SHORT PROBLEM »
Skip the pictures. Copy all the rest of the records down exactly.

SUPPLIED DATA »

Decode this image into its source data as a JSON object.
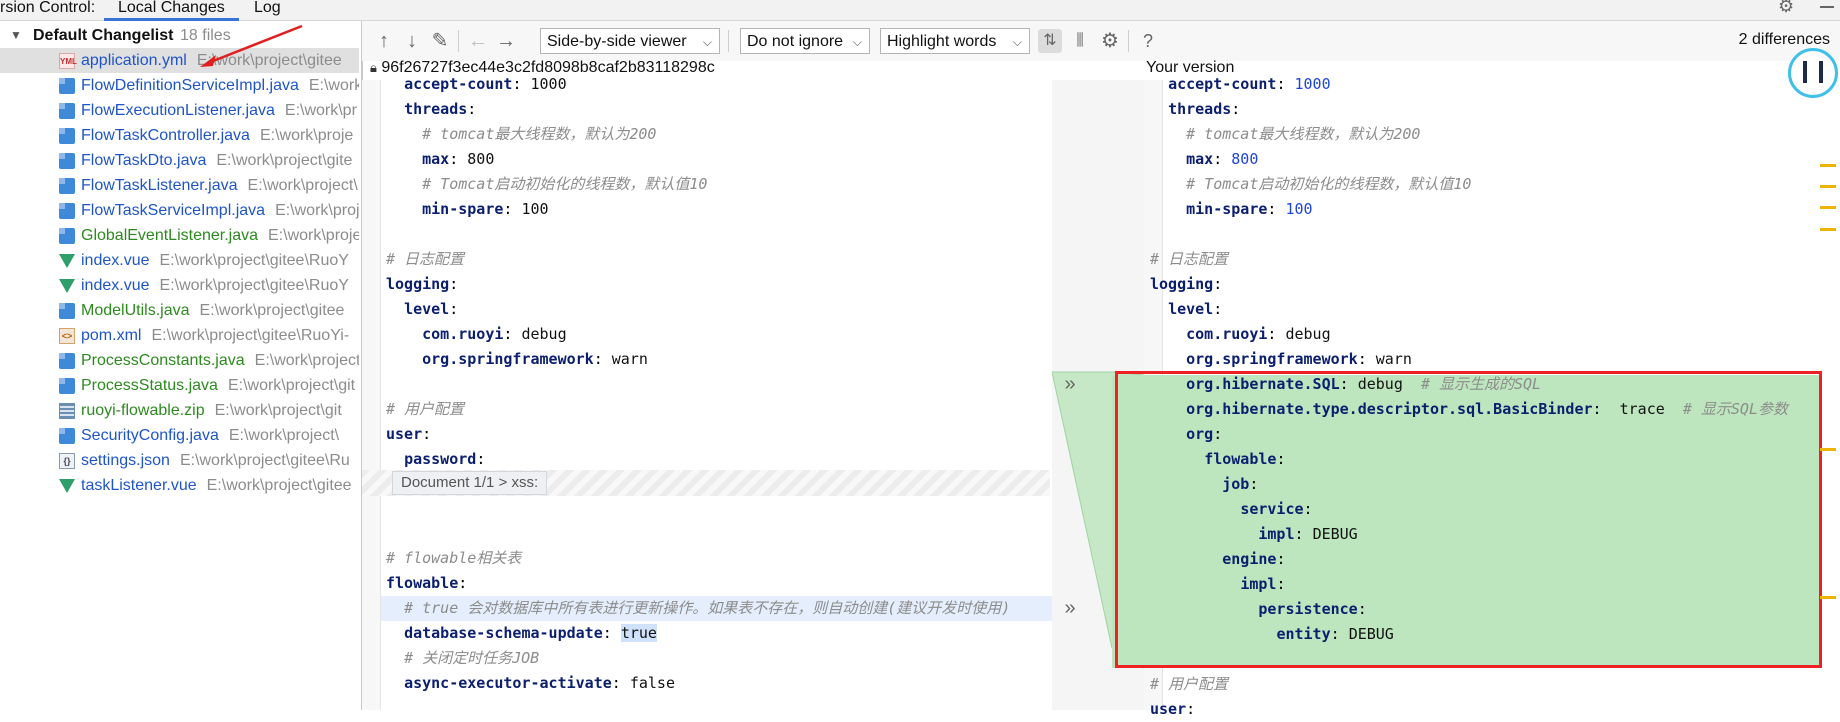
{
  "topbar": {
    "title": "rsion Control:",
    "tabs": [
      "Local Changes",
      "Log"
    ]
  },
  "changelist": {
    "name": "Default Changelist",
    "count": "18 files",
    "files": [
      {
        "name": "application.yml",
        "path": "E:\\work\\project\\gitee",
        "type": "yml",
        "status": "modified"
      },
      {
        "name": "FlowDefinitionServiceImpl.java",
        "path": "E:\\work",
        "type": "java",
        "status": "modified"
      },
      {
        "name": "FlowExecutionListener.java",
        "path": "E:\\work\\pr",
        "type": "java",
        "status": "modified"
      },
      {
        "name": "FlowTaskController.java",
        "path": "E:\\work\\proje",
        "type": "java",
        "status": "modified"
      },
      {
        "name": "FlowTaskDto.java",
        "path": "E:\\work\\project\\gite",
        "type": "java",
        "status": "modified"
      },
      {
        "name": "FlowTaskListener.java",
        "path": "E:\\work\\project\\",
        "type": "java",
        "status": "modified"
      },
      {
        "name": "FlowTaskServiceImpl.java",
        "path": "E:\\work\\proj",
        "type": "java",
        "status": "modified"
      },
      {
        "name": "GlobalEventListener.java",
        "path": "E:\\work\\proje",
        "type": "java",
        "status": "added"
      },
      {
        "name": "index.vue",
        "path": "E:\\work\\project\\gitee\\RuoY",
        "type": "vue",
        "status": "modified"
      },
      {
        "name": "index.vue",
        "path": "E:\\work\\project\\gitee\\RuoY",
        "type": "vue",
        "status": "modified"
      },
      {
        "name": "ModelUtils.java",
        "path": "E:\\work\\project\\gitee",
        "type": "java",
        "status": "added"
      },
      {
        "name": "pom.xml",
        "path": "E:\\work\\project\\gitee\\RuoYi-",
        "type": "xml",
        "status": "modified"
      },
      {
        "name": "ProcessConstants.java",
        "path": "E:\\work\\project",
        "type": "java",
        "status": "added"
      },
      {
        "name": "ProcessStatus.java",
        "path": "E:\\work\\project\\git",
        "type": "java",
        "status": "added"
      },
      {
        "name": "ruoyi-flowable.zip",
        "path": "E:\\work\\project\\git",
        "type": "zip",
        "status": "added"
      },
      {
        "name": "SecurityConfig.java",
        "path": "E:\\work\\project\\",
        "type": "java",
        "status": "modified"
      },
      {
        "name": "settings.json",
        "path": "E:\\work\\project\\gitee\\Ru",
        "type": "json",
        "status": "modified"
      },
      {
        "name": "taskListener.vue",
        "path": "E:\\work\\project\\gitee",
        "type": "vue",
        "status": "modified"
      }
    ]
  },
  "toolbar": {
    "viewer": "Side-by-side viewer",
    "whitespace": "Do not ignore",
    "highlight": "Highlight words",
    "differences": "2 differences"
  },
  "diff": {
    "left_title": "96f26727f3ec44e3c2fd8098b8caf2b83118298c",
    "right_title": "Your version",
    "fold_label": "Document 1/1 > xss:",
    "left_lines": [
      {
        "key": "accept-count",
        "indent": "  ",
        "value": "1000"
      },
      {
        "key": "threads",
        "indent": "  ",
        "value": ""
      },
      {
        "comment": "# tomcat最大线程数，默认为200",
        "indent": "    "
      },
      {
        "key": "max",
        "indent": "    ",
        "value": "800"
      },
      {
        "comment": "# Tomcat启动初始化的线程数，默认值10",
        "indent": "    "
      },
      {
        "key": "min-spare",
        "indent": "    ",
        "value": "100"
      },
      {
        "blank": true
      },
      {
        "comment": "# 日志配置",
        "indent": ""
      },
      {
        "key": "logging",
        "indent": "",
        "value": ""
      },
      {
        "key": "level",
        "indent": "  ",
        "value": ""
      },
      {
        "key": "com.ruoyi",
        "indent": "    ",
        "value": "debug"
      },
      {
        "key": "org.springframework",
        "indent": "    ",
        "value": "warn"
      },
      {
        "blank": true
      },
      {
        "comment": "# 用户配置",
        "indent": ""
      },
      {
        "key": "user",
        "indent": "",
        "value": ""
      },
      {
        "key": "password",
        "indent": "  ",
        "value": ""
      }
    ],
    "left_lines_lower": [
      {
        "blank": true
      },
      {
        "comment": "# flowable相关表",
        "indent": ""
      },
      {
        "key": "flowable",
        "indent": "",
        "value": ""
      },
      {
        "comment": "# true 会对数据库中所有表进行更新操作。如果表不存在，则自动创建(建议开发时使用)",
        "indent": "  "
      },
      {
        "key": "database-schema-update",
        "indent": "  ",
        "value": "true"
      },
      {
        "comment": "# 关闭定时任务JOB",
        "indent": "  "
      },
      {
        "key": "async-executor-activate",
        "indent": "  ",
        "value": "false"
      }
    ],
    "right_lines": [
      {
        "key": "accept-count",
        "indent": "  ",
        "value": "1000"
      },
      {
        "key": "threads",
        "indent": "  ",
        "value": ""
      },
      {
        "comment": "# tomcat最大线程数，默认为200",
        "indent": "    "
      },
      {
        "key": "max",
        "indent": "    ",
        "value": "800"
      },
      {
        "comment": "# Tomcat启动初始化的线程数，默认值10",
        "indent": "    "
      },
      {
        "key": "min-spare",
        "indent": "    ",
        "value": "100"
      },
      {
        "blank": true
      },
      {
        "comment": "# 日志配置",
        "indent": ""
      },
      {
        "key": "logging",
        "indent": "",
        "value": ""
      },
      {
        "key": "level",
        "indent": "  ",
        "value": ""
      },
      {
        "key": "com.ruoyi",
        "indent": "    ",
        "value": "debug"
      },
      {
        "key": "org.springframework",
        "indent": "    ",
        "value": "warn"
      },
      {
        "key": "org.hibernate.SQL",
        "indent": "    ",
        "value": "debug",
        "comment": "# 显示生成的SQL"
      },
      {
        "key": "org.hibernate.type.descriptor.sql.BasicBinder",
        "indent": "    ",
        "value": " trace",
        "comment": "# 显示SQL参数"
      },
      {
        "key": "org",
        "indent": "    ",
        "value": ""
      },
      {
        "key": "flowable",
        "indent": "      ",
        "value": ""
      },
      {
        "key": "job",
        "indent": "        ",
        "value": ""
      },
      {
        "key": "service",
        "indent": "          ",
        "value": ""
      },
      {
        "key": "impl",
        "indent": "            ",
        "value": "DEBUG"
      },
      {
        "key": "engine",
        "indent": "        ",
        "value": ""
      },
      {
        "key": "impl",
        "indent": "          ",
        "value": ""
      },
      {
        "key": "persistence",
        "indent": "            ",
        "value": ""
      },
      {
        "key": "entity",
        "indent": "              ",
        "value": "DEBUG"
      },
      {
        "blank": true
      },
      {
        "comment": "# 用户配置",
        "indent": ""
      },
      {
        "key": "user",
        "indent": "",
        "value": ""
      }
    ]
  },
  "colors": {
    "added": "#bde6be",
    "modified_line": "#e5eefc",
    "highlight_box": "#ee2222",
    "key": "#0b1f6e",
    "changed_value": "#1f45d6",
    "comment": "#8c8c8c"
  }
}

COMPLETED EXERCISE »
Decode this image into its source data as a JSON object.
{
  "topbar": {
    "title": "rsion Control:",
    "tabs": [
      "Local Changes",
      "Log"
    ]
  },
  "changelist": {
    "name": "Default Changelist",
    "count": "18 files",
    "files": [
      {
        "name": "application.yml",
        "path": "E:\\work\\project\\gitee",
        "type": "yml",
        "status": "modified"
      },
      {
        "name": "FlowDefinitionServiceImpl.java",
        "path": "E:\\work",
        "type": "java",
        "status": "modified"
      },
      {
        "name": "FlowExecutionListener.java",
        "path": "E:\\work\\pr",
        "type": "java",
        "status": "modified"
      },
      {
        "name": "FlowTaskController.java",
        "path": "E:\\work\\proje",
        "type": "java",
        "status": "modified"
      },
      {
        "name": "FlowTaskDto.java",
        "path": "E:\\work\\project\\gite",
        "type": "java",
        "status": "modified"
      },
      {
        "name": "FlowTaskListener.java",
        "path": "E:\\work\\project\\",
        "type": "java",
        "status": "modified"
      },
      {
        "name": "FlowTaskServiceImpl.java",
        "path": "E:\\work\\proj",
        "type": "java",
        "status": "modified"
      },
      {
        "name": "GlobalEventListener.java",
        "path": "E:\\work\\proje",
        "type": "java",
        "status": "added"
      },
      {
        "name": "index.vue",
        "path": "E:\\work\\project\\gitee\\RuoY",
        "type": "vue",
        "status": "modified"
      },
      {
        "name": "index.vue",
        "path": "E:\\work\\project\\gitee\\RuoY",
        "type": "vue",
        "status": "modified"
      },
      {
        "name": "ModelUtils.java",
        "path": "E:\\work\\project\\gitee",
        "type": "java",
        "status": "added"
      },
      {
        "name": "pom.xml",
        "path": "E:\\work\\project\\gitee\\RuoYi-",
        "type": "xml",
        "status": "modified"
      },
      {
        "name": "ProcessConstants.java",
        "path": "E:\\work\\project",
        "type": "java",
        "status": "added"
      },
      {
        "name": "ProcessStatus.java",
        "path": "E:\\work\\project\\git",
        "type": "java",
        "status": "added"
      },
      {
        "name": "ruoyi-flowable.zip",
        "path": "E:\\work\\project\\git",
        "type": "zip",
        "status": "added"
      },
      {
        "name": "SecurityConfig.java",
        "path": "E:\\work\\project\\",
        "type": "java",
        "status": "modified"
      },
      {
        "name": "settings.json",
        "path": "E:\\work\\project\\gitee\\Ru",
        "type": "json",
        "status": "modified"
      },
      {
        "name": "taskListener.vue",
        "path": "E:\\work\\project\\gitee",
        "type": "vue",
        "status": "modified"
      }
    ]
  },
  "toolbar": {
    "viewer": "Side-by-side viewer",
    "whitespace": "Do not ignore",
    "highlight": "Highlight words",
    "differences": "2 differences"
  },
  "diff": {
    "left_title": "96f26727f3ec44e3c2fd8098b8caf2b83118298c",
    "right_title": "Your version",
    "fold_label": "Document 1/1 > xss:",
    "left_lines": [
      {
        "key": "accept-count",
        "indent": "  ",
        "value": "1000"
      },
      {
        "key": "threads",
        "indent": "  ",
        "value": ""
      },
      {
        "comment": "# tomcat最大线程数，默认为200",
        "indent": "    "
      },
      {
        "key": "max",
        "indent": "    ",
        "value": "800"
      },
      {
        "comment": "# Tomcat启动初始化的线程数，默认值10",
        "indent": "    "
      },
      {
        "key": "min-spare",
        "indent": "    ",
        "value": "100"
      },
      {
        "blank": true
      },
      {
        "comment": "# 日志配置",
        "indent": ""
      },
      {
        "key": "logging",
        "indent": "",
        "value": ""
      },
      {
        "key": "level",
        "indent": "  ",
        "value": ""
      },
      {
        "key": "com.ruoyi",
        "indent": "    ",
        "value": "debug"
      },
      {
        "key": "org.springframework",
        "indent": "    ",
        "value": "warn"
      },
      {
        "blank": true
      },
      {
        "comment": "# 用户配置",
        "indent": ""
      },
      {
        "key": "user",
        "indent": "",
        "value": ""
      },
      {
        "key": "password",
        "indent": "  ",
        "value": ""
      }
    ],
    "left_lines_lower": [
      {
        "blank": true
      },
      {
        "comment": "# flowable相关表",
        "indent": ""
      },
      {
        "key": "flowable",
        "indent": "",
        "value": ""
      },
      {
        "comment": "# true 会对数据库中所有表进行更新操作。如果表不存在，则自动创建(建议开发时使用)",
        "indent": "  "
      },
      {
        "key": "database-schema-update",
        "indent": "  ",
        "value": "true"
      },
      {
        "comment": "# 关闭定时任务JOB",
        "indent": "  "
      },
      {
        "key": "async-executor-activate",
        "indent": "  ",
        "value": "false"
      }
    ],
    "right_lines": [
      {
        "key": "accept-count",
        "indent": "  ",
        "value": "1000"
      },
      {
        "key": "threads",
        "indent": "  ",
        "value": ""
      },
      {
        "comment": "# tomcat最大线程数，默认为200",
        "indent": "    "
      },
      {
        "key": "max",
        "indent": "    ",
        "value": "800"
      },
      {
        "comment": "# Tomcat启动初始化的线程数，默认值10",
        "indent": "    "
      },
      {
        "key": "min-spare",
        "indent": "    ",
        "value": "100"
      },
      {
        "blank": true
      },
      {
        "comment": "# 日志配置",
        "indent": ""
      },
      {
        "key": "logging",
        "indent": "",
        "value": ""
      },
      {
        "key": "level",
        "indent": "  ",
        "value": ""
      },
      {
        "key": "com.ruoyi",
        "indent": "    ",
        "value": "debug"
      },
      {
        "key": "org.springframework",
        "indent": "    ",
        "value": "warn"
      },
      {
        "key": "org.hibernate.SQL",
        "indent": "    ",
        "value": "debug",
        "comment": "# 显示生成的SQL"
      },
      {
        "key": "org.hibernate.type.descriptor.sql.BasicBinder",
        "indent": "    ",
        "value": " trace",
        "comment": "# 显示SQL参数"
      },
      {
        "key": "org",
        "indent": "    ",
        "value": ""
      },
      {
        "key": "flowable",
        "indent": "      ",
        "value": ""
      },
      {
        "key": "job",
        "indent": "        ",
        "value": ""
      },
      {
        "key": "service",
        "indent": "          ",
        "value": ""
      },
      {
        "key": "impl",
        "indent": "            ",
        "value": "DEBUG"
      },
      {
        "key": "engine",
        "indent": "        ",
        "value": ""
      },
      {
        "key": "impl",
        "indent": "          ",
        "value": ""
      },
      {
        "key": "persistence",
        "indent": "            ",
        "value": ""
      },
      {
        "key": "entity",
        "indent": "              ",
        "value": "DEBUG"
      },
      {
        "blank": true
      },
      {
        "comment": "# 用户配置",
        "indent": ""
      },
      {
        "key": "user",
        "indent": "",
        "value": ""
      }
    ]
  },
  "colors": {
    "added": "#bde6be",
    "modified_line": "#e5eefc",
    "highlight_box": "#ee2222",
    "key": "#0b1f6e",
    "changed_value": "#1f45d6",
    "comment": "#8c8c8c"
  }
}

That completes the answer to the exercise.